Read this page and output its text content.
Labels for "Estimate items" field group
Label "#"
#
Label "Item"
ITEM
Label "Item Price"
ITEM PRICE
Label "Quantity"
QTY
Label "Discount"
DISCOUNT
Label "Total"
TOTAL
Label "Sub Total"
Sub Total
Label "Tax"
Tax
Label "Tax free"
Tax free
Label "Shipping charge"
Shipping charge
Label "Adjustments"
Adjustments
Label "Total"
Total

◆ Written problem ◆
Nothing in the listing may be changed; retype it all exactly.

◆ Solved exercise ◆
Read this page and output its text content.
Labels for "Estimate items" field group
Label "#"
#
Label "Item"
ITEM
Label "Item Price"
ITEM PRICE
Label "Quantity"
QTY
Label "Discount"
DISCOUNT
Label "Total"
TOTAL
Label "Sub Total"
Sub Total
Label "Tax"
Tax
Label "Tax free"
Tax free
Label "Shipping charge"
Shipping charge
Label "Adjustments"
Adjustments
Label "Total"
Total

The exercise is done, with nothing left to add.